# ROWS
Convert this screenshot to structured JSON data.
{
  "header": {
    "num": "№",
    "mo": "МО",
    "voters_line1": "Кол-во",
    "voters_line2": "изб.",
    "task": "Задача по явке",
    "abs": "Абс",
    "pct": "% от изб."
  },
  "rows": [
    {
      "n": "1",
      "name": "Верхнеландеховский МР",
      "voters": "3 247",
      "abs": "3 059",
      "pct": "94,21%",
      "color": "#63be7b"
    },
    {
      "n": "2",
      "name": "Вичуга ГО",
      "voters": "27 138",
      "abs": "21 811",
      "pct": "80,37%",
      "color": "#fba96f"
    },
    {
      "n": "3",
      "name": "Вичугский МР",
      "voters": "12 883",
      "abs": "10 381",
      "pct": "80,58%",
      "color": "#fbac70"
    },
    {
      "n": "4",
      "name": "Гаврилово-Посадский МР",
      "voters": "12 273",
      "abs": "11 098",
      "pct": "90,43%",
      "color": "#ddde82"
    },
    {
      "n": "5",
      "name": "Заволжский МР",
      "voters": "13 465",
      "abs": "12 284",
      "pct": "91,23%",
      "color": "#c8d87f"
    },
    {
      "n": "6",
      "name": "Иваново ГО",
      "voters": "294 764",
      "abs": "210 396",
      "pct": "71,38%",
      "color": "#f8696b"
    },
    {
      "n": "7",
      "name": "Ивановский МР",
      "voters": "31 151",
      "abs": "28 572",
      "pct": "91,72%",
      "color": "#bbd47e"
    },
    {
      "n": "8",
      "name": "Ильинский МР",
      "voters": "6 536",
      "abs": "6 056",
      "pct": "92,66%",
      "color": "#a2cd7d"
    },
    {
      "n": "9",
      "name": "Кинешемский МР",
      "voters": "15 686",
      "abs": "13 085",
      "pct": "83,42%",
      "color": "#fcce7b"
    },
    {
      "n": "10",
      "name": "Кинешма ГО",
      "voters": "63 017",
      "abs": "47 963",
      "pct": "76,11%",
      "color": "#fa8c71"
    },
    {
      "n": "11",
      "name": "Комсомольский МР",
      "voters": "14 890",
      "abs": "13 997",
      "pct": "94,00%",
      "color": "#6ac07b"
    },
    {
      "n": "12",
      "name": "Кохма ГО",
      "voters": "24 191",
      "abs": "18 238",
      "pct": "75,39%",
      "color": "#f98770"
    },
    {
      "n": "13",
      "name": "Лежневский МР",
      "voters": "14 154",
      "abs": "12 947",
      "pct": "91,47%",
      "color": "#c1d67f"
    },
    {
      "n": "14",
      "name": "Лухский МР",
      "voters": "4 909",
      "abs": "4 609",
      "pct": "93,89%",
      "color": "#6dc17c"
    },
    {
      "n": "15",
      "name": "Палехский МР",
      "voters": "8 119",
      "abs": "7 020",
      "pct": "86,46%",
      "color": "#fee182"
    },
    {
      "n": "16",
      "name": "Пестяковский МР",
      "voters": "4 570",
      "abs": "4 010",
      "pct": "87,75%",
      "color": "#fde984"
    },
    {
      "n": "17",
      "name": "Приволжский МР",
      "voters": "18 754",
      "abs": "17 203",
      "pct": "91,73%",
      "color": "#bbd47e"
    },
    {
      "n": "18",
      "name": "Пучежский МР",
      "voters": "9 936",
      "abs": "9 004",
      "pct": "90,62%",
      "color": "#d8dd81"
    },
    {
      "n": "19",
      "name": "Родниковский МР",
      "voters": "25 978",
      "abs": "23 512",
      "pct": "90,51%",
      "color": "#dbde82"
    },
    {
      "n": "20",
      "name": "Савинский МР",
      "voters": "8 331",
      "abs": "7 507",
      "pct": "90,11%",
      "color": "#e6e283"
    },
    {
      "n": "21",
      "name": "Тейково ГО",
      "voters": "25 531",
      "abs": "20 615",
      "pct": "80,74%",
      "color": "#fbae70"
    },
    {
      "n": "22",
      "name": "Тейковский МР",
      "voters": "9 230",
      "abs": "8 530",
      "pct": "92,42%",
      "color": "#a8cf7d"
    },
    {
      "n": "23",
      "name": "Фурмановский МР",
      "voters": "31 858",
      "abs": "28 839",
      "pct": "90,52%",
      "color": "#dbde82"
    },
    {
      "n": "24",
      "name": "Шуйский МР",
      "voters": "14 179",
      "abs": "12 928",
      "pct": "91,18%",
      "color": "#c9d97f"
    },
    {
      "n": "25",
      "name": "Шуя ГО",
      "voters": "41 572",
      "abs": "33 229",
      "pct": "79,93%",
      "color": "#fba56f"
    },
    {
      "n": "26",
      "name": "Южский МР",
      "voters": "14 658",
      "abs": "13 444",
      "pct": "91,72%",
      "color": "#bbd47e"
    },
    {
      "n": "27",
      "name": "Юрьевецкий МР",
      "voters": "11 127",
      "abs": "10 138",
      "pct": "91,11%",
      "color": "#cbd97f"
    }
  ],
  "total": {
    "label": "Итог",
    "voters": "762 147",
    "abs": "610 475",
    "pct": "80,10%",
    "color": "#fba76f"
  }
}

# EXERCISE AIM
Each line of the material should be echoed exactly.

# THE ANSWER
Convert this screenshot to structured JSON data.
{
  "header": {
    "num": "№",
    "mo": "МО",
    "voters_line1": "Кол-во",
    "voters_line2": "изб.",
    "task": "Задача по явке",
    "abs": "Абс",
    "pct": "% от изб."
  },
  "rows": [
    {
      "n": "1",
      "name": "Верхнеландеховский МР",
      "voters": "3 247",
      "abs": "3 059",
      "pct": "94,21%",
      "color": "#63be7b"
    },
    {
      "n": "2",
      "name": "Вичуга ГО",
      "voters": "27 138",
      "abs": "21 811",
      "pct": "80,37%",
      "color": "#fba96f"
    },
    {
      "n": "3",
      "name": "Вичугский МР",
      "voters": "12 883",
      "abs": "10 381",
      "pct": "80,58%",
      "color": "#fbac70"
    },
    {
      "n": "4",
      "name": "Гаврилово-Посадский МР",
      "voters": "12 273",
      "abs": "11 098",
      "pct": "90,43%",
      "color": "#ddde82"
    },
    {
      "n": "5",
      "name": "Заволжский МР",
      "voters": "13 465",
      "abs": "12 284",
      "pct": "91,23%",
      "color": "#c8d87f"
    },
    {
      "n": "6",
      "name": "Иваново ГО",
      "voters": "294 764",
      "abs": "210 396",
      "pct": "71,38%",
      "color": "#f8696b"
    },
    {
      "n": "7",
      "name": "Ивановский МР",
      "voters": "31 151",
      "abs": "28 572",
      "pct": "91,72%",
      "color": "#bbd47e"
    },
    {
      "n": "8",
      "name": "Ильинский МР",
      "voters": "6 536",
      "abs": "6 056",
      "pct": "92,66%",
      "color": "#a2cd7d"
    },
    {
      "n": "9",
      "name": "Кинешемский МР",
      "voters": "15 686",
      "abs": "13 085",
      "pct": "83,42%",
      "color": "#fcce7b"
    },
    {
      "n": "10",
      "name": "Кинешма ГО",
      "voters": "63 017",
      "abs": "47 963",
      "pct": "76,11%",
      "color": "#fa8c71"
    },
    {
      "n": "11",
      "name": "Комсомольский МР",
      "voters": "14 890",
      "abs": "13 997",
      "pct": "94,00%",
      "color": "#6ac07b"
    },
    {
      "n": "12",
      "name": "Кохма ГО",
      "voters": "24 191",
      "abs": "18 238",
      "pct": "75,39%",
      "color": "#f98770"
    },
    {
      "n": "13",
      "name": "Лежневский МР",
      "voters": "14 154",
      "abs": "12 947",
      "pct": "91,47%",
      "color": "#c1d67f"
    },
    {
      "n": "14",
      "name": "Лухский МР",
      "voters": "4 909",
      "abs": "4 609",
      "pct": "93,89%",
      "color": "#6dc17c"
    },
    {
      "n": "15",
      "name": "Палехский МР",
      "voters": "8 119",
      "abs": "7 020",
      "pct": "86,46%",
      "color": "#fee182"
    },
    {
      "n": "16",
      "name": "Пестяковский МР",
      "voters": "4 570",
      "abs": "4 010",
      "pct": "87,75%",
      "color": "#fde984"
    },
    {
      "n": "17",
      "name": "Приволжский МР",
      "voters": "18 754",
      "abs": "17 203",
      "pct": "91,73%",
      "color": "#bbd47e"
    },
    {
      "n": "18",
      "name": "Пучежский МР",
      "voters": "9 936",
      "abs": "9 004",
      "pct": "90,62%",
      "color": "#d8dd81"
    },
    {
      "n": "19",
      "name": "Родниковский МР",
      "voters": "25 978",
      "abs": "23 512",
      "pct": "90,51%",
      "color": "#dbde82"
    },
    {
      "n": "20",
      "name": "Савинский МР",
      "voters": "8 331",
      "abs": "7 507",
      "pct": "90,11%",
      "color": "#e6e283"
    },
    {
      "n": "21",
      "name": "Тейково ГО",
      "voters": "25 531",
      "abs": "20 615",
      "pct": "80,74%",
      "color": "#fbae70"
    },
    {
      "n": "22",
      "name": "Тейковский МР",
      "voters": "9 230",
      "abs": "8 530",
      "pct": "92,42%",
      "color": "#a8cf7d"
    },
    {
      "n": "23",
      "name": "Фурмановский МР",
      "voters": "31 858",
      "abs": "28 839",
      "pct": "90,52%",
      "color": "#dbde82"
    },
    {
      "n": "24",
      "name": "Шуйский МР",
      "voters": "14 179",
      "abs": "12 928",
      "pct": "91,18%",
      "color": "#c9d97f"
    },
    {
      "n": "25",
      "name": "Шуя ГО",
      "voters": "41 572",
      "abs": "33 229",
      "pct": "79,93%",
      "color": "#fba56f"
    },
    {
      "n": "26",
      "name": "Южский МР",
      "voters": "14 658",
      "abs": "13 444",
      "pct": "91,72%",
      "color": "#bbd47e"
    },
    {
      "n": "27",
      "name": "Юрьевецкий МР",
      "voters": "11 127",
      "abs": "10 138",
      "pct": "91,11%",
      "color": "#cbd97f"
    }
  ],
  "total": {
    "label": "Итог",
    "voters": "762 147",
    "abs": "610 475",
    "pct": "80,10%",
    "color": "#fba76f"
  }
}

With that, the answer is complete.